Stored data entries
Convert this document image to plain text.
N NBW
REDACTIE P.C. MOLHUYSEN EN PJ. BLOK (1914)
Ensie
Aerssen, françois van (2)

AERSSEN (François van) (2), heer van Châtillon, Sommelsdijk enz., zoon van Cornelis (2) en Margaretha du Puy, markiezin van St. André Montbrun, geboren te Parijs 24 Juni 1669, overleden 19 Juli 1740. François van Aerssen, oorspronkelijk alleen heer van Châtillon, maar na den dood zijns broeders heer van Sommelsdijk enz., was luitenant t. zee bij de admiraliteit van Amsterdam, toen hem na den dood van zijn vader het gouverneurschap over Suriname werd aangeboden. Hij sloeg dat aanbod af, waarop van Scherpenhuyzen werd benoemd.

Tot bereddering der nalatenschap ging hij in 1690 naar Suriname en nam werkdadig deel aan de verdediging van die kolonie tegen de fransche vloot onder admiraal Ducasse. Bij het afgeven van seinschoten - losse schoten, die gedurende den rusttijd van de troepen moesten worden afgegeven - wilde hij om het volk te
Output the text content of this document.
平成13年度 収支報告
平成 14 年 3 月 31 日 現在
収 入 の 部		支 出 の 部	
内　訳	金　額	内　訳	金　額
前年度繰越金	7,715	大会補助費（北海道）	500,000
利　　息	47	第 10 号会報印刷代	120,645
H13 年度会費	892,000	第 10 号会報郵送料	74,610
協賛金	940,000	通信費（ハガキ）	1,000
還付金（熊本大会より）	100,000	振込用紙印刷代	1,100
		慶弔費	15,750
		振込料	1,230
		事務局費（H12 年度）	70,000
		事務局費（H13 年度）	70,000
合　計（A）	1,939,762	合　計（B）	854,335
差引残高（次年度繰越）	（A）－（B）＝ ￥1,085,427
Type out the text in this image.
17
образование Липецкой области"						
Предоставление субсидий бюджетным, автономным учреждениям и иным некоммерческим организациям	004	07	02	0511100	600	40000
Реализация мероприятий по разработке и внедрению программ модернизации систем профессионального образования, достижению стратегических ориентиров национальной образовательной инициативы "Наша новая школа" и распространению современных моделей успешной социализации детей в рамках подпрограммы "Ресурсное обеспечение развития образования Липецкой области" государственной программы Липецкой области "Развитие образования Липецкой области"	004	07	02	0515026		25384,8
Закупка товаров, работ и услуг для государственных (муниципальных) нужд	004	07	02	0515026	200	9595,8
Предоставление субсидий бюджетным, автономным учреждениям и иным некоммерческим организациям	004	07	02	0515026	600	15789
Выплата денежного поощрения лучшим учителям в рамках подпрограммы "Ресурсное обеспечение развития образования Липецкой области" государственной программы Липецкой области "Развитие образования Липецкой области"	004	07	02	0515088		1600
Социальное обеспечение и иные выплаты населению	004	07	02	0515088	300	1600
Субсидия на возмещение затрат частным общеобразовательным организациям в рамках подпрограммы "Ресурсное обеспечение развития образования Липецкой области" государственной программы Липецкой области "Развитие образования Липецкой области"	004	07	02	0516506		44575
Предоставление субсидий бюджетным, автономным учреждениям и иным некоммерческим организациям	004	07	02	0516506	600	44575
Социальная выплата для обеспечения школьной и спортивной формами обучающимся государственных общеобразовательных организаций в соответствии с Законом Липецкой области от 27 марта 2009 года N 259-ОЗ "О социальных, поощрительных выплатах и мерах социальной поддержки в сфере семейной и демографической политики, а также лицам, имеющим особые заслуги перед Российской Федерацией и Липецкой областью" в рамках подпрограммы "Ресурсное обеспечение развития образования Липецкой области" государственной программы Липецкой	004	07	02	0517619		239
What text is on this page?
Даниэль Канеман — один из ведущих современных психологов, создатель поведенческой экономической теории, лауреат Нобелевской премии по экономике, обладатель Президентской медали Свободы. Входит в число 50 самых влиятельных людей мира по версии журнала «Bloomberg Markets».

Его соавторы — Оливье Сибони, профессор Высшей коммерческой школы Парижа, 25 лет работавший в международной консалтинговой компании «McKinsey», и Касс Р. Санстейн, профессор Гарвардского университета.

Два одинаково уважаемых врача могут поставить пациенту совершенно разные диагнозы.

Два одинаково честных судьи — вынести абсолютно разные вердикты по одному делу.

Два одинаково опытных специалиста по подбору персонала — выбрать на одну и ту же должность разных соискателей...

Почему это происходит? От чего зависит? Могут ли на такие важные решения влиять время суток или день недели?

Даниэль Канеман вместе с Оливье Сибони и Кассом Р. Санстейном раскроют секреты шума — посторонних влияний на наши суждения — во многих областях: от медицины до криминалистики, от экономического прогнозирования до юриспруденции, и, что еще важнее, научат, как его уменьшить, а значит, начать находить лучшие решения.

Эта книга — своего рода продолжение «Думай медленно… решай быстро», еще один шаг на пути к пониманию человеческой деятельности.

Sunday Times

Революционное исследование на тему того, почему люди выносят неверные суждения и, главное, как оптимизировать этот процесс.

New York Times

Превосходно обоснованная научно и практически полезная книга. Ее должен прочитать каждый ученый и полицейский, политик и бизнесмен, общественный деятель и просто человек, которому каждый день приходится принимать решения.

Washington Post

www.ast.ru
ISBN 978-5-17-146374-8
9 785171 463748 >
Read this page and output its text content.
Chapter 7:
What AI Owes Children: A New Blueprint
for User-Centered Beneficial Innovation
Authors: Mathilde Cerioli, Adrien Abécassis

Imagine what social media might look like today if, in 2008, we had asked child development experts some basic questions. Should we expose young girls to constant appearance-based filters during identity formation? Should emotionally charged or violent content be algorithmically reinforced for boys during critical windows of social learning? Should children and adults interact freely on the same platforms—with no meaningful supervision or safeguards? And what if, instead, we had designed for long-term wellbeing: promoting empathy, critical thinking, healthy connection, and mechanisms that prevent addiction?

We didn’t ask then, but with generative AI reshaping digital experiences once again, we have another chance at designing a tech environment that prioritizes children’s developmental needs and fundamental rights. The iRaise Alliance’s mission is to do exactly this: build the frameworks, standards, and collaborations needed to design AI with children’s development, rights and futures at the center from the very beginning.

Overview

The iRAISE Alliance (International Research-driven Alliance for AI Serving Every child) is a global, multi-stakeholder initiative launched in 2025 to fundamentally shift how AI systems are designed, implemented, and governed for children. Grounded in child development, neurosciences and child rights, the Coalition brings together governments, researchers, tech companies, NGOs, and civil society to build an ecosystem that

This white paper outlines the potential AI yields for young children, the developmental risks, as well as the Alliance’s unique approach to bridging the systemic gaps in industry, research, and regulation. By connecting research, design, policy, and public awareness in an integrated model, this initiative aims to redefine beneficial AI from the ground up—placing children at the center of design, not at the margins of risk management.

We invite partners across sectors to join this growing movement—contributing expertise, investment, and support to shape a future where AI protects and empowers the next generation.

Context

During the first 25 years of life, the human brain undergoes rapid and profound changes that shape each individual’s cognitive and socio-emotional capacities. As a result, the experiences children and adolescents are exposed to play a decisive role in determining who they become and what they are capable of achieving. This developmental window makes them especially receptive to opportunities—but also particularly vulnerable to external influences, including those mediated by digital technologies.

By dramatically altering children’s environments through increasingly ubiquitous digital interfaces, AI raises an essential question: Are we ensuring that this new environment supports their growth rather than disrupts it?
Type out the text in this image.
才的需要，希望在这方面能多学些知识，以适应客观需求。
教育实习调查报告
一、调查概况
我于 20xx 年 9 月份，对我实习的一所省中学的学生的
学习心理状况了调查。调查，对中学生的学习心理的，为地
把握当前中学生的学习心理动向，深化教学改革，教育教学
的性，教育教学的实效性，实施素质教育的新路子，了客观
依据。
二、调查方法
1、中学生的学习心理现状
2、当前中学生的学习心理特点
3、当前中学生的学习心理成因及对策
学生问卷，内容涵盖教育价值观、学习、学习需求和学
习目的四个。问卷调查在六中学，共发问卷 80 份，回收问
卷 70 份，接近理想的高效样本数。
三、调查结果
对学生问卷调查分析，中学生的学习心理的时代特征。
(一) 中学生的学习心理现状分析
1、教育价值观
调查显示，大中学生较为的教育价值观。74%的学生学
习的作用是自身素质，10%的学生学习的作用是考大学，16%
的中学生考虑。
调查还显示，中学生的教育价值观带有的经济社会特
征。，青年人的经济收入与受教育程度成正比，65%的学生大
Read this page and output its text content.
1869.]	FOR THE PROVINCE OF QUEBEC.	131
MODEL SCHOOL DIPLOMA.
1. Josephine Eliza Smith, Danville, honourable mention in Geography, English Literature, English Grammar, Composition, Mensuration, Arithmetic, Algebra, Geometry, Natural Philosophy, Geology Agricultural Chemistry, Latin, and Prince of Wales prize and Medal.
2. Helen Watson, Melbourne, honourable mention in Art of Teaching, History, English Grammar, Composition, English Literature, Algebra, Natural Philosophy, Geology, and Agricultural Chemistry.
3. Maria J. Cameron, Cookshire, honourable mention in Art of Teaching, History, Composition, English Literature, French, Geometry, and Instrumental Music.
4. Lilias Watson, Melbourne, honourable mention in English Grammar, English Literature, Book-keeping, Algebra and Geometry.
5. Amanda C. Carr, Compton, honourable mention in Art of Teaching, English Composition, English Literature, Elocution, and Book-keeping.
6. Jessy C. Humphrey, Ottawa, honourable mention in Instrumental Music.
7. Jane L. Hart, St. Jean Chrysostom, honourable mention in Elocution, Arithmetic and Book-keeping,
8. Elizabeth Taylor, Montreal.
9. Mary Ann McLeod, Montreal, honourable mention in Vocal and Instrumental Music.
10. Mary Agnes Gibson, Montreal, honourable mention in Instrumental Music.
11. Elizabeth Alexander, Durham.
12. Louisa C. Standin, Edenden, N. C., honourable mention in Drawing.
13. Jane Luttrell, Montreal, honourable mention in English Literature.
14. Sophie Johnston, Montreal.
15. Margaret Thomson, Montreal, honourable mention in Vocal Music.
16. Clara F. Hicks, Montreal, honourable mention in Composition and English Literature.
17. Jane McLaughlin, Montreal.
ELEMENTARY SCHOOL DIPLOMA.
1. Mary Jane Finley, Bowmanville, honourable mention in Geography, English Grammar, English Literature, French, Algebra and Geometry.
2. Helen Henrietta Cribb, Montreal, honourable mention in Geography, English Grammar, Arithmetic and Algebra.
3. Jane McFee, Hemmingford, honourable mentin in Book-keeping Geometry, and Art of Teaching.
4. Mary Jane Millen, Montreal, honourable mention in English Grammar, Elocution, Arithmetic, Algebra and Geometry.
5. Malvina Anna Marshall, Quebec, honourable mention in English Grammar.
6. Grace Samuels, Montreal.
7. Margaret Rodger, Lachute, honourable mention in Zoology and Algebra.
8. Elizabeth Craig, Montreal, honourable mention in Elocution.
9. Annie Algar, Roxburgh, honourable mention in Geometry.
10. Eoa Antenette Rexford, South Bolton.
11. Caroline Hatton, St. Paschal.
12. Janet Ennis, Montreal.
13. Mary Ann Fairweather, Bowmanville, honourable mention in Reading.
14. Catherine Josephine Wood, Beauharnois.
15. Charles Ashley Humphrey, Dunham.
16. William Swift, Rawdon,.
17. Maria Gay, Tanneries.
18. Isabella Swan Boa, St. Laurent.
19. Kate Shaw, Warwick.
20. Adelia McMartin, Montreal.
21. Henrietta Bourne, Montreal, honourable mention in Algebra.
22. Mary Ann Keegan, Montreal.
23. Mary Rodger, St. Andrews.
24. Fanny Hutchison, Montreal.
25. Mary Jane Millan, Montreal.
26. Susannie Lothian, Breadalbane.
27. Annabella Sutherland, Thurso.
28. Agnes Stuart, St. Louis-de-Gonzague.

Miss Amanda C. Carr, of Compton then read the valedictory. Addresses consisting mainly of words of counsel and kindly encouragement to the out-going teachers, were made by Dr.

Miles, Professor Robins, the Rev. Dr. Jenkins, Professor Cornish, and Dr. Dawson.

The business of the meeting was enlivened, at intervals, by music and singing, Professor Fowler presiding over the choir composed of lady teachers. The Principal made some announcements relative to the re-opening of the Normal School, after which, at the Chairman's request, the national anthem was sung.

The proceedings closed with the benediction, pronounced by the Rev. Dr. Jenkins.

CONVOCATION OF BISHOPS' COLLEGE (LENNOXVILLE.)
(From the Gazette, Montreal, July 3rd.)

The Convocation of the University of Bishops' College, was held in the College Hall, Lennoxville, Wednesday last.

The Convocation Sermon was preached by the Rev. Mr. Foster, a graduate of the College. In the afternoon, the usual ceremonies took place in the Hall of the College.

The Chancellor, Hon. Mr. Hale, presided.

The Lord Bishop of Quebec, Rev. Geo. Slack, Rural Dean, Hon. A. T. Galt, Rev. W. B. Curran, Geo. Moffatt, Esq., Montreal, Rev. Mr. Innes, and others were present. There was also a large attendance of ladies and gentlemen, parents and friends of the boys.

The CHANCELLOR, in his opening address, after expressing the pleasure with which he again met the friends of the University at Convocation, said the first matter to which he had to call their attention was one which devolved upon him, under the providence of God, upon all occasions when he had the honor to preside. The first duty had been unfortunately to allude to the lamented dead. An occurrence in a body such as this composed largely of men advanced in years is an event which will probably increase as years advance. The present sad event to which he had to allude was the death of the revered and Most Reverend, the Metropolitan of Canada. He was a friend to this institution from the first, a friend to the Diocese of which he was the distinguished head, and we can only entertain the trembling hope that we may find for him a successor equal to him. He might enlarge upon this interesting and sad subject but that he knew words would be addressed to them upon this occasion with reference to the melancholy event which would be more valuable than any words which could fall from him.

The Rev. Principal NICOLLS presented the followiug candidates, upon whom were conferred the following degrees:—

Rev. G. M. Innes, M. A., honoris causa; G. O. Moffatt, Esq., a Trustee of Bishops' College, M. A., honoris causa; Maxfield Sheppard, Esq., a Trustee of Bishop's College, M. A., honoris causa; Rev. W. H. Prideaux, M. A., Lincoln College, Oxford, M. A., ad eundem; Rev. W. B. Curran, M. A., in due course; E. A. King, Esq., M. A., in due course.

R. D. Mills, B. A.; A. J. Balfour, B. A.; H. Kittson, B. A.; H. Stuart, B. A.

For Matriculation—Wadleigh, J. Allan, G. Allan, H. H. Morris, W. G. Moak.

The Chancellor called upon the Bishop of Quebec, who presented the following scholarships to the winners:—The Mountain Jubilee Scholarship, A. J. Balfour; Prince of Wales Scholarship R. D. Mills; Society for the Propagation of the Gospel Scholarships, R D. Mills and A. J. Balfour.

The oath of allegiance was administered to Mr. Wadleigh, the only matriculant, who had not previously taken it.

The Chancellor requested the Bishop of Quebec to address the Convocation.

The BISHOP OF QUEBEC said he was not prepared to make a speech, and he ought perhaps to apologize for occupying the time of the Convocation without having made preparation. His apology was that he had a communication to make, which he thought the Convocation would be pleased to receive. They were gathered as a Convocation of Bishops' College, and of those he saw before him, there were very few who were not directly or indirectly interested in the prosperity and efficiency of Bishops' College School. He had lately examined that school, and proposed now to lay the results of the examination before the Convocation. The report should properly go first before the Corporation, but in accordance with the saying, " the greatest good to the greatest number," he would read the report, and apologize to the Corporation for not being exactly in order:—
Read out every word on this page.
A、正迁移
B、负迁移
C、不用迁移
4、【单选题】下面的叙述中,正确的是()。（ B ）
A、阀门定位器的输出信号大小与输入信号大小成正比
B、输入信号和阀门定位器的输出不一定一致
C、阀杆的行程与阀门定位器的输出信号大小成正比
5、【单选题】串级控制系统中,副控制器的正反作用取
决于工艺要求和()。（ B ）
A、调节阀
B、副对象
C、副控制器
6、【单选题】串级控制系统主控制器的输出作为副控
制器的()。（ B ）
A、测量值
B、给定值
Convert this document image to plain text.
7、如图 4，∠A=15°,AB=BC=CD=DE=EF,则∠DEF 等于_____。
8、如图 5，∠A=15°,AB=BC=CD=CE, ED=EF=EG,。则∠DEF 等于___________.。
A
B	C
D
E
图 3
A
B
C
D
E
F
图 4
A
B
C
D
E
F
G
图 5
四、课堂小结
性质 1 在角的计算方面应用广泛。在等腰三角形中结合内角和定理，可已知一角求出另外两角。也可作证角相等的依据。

> [Task directions] Extract every line above that contains the word "Josephine".

> [Exercise output]
1. Josephine Eliza Smith, Danville, honourable mention in Geography, English Literature, English Grammar, Composition, Mensuration, Arithmetic, Algebra, Geometry, Natural Philosophy, Geology Agricultural Chemistry, Latin, and Prince of Wales prize and Medal.
14. Catherine Josephine Wood, Beauharnois.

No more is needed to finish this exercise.